Can you reproduce the data beneath, keeping every line exact?

(Extracts from a graphics dataset)
** start **

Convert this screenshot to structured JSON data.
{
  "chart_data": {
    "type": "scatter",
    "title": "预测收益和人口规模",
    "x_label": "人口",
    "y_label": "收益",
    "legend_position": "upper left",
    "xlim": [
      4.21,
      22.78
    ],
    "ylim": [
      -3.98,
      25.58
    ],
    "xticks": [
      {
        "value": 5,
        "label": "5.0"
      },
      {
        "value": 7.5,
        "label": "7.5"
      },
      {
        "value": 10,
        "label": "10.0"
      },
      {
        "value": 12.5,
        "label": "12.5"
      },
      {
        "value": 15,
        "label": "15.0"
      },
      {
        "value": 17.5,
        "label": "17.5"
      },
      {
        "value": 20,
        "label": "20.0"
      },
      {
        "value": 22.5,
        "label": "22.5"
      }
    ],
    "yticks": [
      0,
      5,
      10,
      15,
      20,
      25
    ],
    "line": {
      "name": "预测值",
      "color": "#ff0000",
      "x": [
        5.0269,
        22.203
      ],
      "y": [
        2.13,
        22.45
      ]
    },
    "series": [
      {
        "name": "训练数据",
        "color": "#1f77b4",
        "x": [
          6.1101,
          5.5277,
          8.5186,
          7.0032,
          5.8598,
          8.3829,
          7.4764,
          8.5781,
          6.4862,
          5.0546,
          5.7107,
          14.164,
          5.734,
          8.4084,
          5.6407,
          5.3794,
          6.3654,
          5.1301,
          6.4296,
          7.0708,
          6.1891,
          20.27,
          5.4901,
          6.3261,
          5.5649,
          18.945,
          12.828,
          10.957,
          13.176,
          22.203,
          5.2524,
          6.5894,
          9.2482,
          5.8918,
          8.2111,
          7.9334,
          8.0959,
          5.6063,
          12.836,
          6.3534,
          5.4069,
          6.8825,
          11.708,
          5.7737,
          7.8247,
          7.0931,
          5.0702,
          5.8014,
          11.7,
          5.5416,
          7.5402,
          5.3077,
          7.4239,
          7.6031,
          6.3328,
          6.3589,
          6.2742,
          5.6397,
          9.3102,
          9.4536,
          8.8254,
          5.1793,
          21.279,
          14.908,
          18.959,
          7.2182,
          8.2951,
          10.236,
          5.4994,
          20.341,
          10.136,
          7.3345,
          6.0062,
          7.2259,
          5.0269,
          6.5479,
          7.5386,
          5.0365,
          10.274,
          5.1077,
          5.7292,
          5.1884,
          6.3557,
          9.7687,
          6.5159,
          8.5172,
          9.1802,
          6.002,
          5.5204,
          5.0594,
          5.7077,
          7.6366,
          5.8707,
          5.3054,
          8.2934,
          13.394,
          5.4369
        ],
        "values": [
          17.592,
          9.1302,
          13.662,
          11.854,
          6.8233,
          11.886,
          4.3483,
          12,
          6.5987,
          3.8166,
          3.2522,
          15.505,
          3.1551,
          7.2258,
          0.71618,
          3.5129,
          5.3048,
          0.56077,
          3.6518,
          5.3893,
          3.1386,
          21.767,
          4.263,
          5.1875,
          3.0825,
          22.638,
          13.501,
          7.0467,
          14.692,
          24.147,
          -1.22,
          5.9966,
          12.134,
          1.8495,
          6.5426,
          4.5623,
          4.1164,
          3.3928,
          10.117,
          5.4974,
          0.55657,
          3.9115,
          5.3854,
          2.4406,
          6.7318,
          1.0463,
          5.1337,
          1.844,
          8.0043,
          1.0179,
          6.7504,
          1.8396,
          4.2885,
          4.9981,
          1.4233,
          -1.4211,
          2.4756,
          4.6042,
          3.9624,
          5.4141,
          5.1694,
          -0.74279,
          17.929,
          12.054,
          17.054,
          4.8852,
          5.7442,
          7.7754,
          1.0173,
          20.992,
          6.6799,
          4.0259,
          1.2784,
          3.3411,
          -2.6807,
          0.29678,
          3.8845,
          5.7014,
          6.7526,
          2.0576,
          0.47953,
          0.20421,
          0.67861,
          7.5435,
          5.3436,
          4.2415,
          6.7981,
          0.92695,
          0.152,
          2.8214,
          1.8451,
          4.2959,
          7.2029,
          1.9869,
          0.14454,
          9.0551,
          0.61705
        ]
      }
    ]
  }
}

** end **

Finished task
Convert this screenshot to structured JSON data.
{
  "chart_data": {
    "type": "scatter",
    "title": "预测收益和人口规模",
    "x_label": "人口",
    "y_label": "收益",
    "legend_position": "upper left",
    "xlim": [
      4.21,
      22.78
    ],
    "ylim": [
      -3.98,
      25.58
    ],
    "xticks": [
      {
        "value": 5,
        "label": "5.0"
      },
      {
        "value": 7.5,
        "label": "7.5"
      },
      {
        "value": 10,
        "label": "10.0"
      },
      {
        "value": 12.5,
        "label": "12.5"
      },
      {
        "value": 15,
        "label": "15.0"
      },
      {
        "value": 17.5,
        "label": "17.5"
      },
      {
        "value": 20,
        "label": "20.0"
      },
      {
        "value": 22.5,
        "label": "22.5"
      }
    ],
    "yticks": [
      0,
      5,
      10,
      15,
      20,
      25
    ],
    "line": {
      "name": "预测值",
      "color": "#ff0000",
      "x": [
        5.0269,
        22.203
      ],
      "y": [
        2.13,
        22.45
      ]
    },
    "series": [
      {
        "name": "训练数据",
        "color": "#1f77b4",
        "x": [
          6.1101,
          5.5277,
          8.5186,
          7.0032,
          5.8598,
          8.3829,
          7.4764,
          8.5781,
          6.4862,
          5.0546,
          5.7107,
          14.164,
          5.734,
          8.4084,
          5.6407,
          5.3794,
          6.3654,
          5.1301,
          6.4296,
          7.0708,
          6.1891,
          20.27,
          5.4901,
          6.3261,
          5.5649,
          18.945,
          12.828,
          10.957,
          13.176,
          22.203,
          5.2524,
          6.5894,
          9.2482,
          5.8918,
          8.2111,
          7.9334,
          8.0959,
          5.6063,
          12.836,
          6.3534,
          5.4069,
          6.8825,
          11.708,
          5.7737,
          7.8247,
          7.0931,
          5.0702,
          5.8014,
          11.7,
          5.5416,
          7.5402,
          5.3077,
          7.4239,
          7.6031,
          6.3328,
          6.3589,
          6.2742,
          5.6397,
          9.3102,
          9.4536,
          8.8254,
          5.1793,
          21.279,
          14.908,
          18.959,
          7.2182,
          8.2951,
          10.236,
          5.4994,
          20.341,
          10.136,
          7.3345,
          6.0062,
          7.2259,
          5.0269,
          6.5479,
          7.5386,
          5.0365,
          10.274,
          5.1077,
          5.7292,
          5.1884,
          6.3557,
          9.7687,
          6.5159,
          8.5172,
          9.1802,
          6.002,
          5.5204,
          5.0594,
          5.7077,
          7.6366,
          5.8707,
          5.3054,
          8.2934,
          13.394,
          5.4369
        ],
        "values": [
          17.592,
          9.1302,
          13.662,
          11.854,
          6.8233,
          11.886,
          4.3483,
          12,
          6.5987,
          3.8166,
          3.2522,
          15.505,
          3.1551,
          7.2258,
          0.71618,
          3.5129,
          5.3048,
          0.56077,
          3.6518,
          5.3893,
          3.1386,
          21.767,
          4.263,
          5.1875,
          3.0825,
          22.638,
          13.501,
          7.0467,
          14.692,
          24.147,
          -1.22,
          5.9966,
          12.134,
          1.8495,
          6.5426,
          4.5623,
          4.1164,
          3.3928,
          10.117,
          5.4974,
          0.55657,
          3.9115,
          5.3854,
          2.4406,
          6.7318,
          1.0463,
          5.1337,
          1.844,
          8.0043,
          1.0179,
          6.7504,
          1.8396,
          4.2885,
          4.9981,
          1.4233,
          -1.4211,
          2.4756,
          4.6042,
          3.9624,
          5.4141,
          5.1694,
          -0.74279,
          17.929,
          12.054,
          17.054,
          4.8852,
          5.7442,
          7.7754,
          1.0173,
          20.992,
          6.6799,
          4.0259,
          1.2784,
          3.3411,
          -2.6807,
          0.29678,
          3.8845,
          5.7014,
          6.7526,
          2.0576,
          0.47953,
          0.20421,
          0.67861,
          7.5435,
          5.3436,
          4.2415,
          6.7981,
          0.92695,
          0.152,
          2.8214,
          1.8451,
          4.2959,
          7.2029,
          1.9869,
          0.14454,
          9.0551,
          0.61705
        ]
      }
    ]
  }
}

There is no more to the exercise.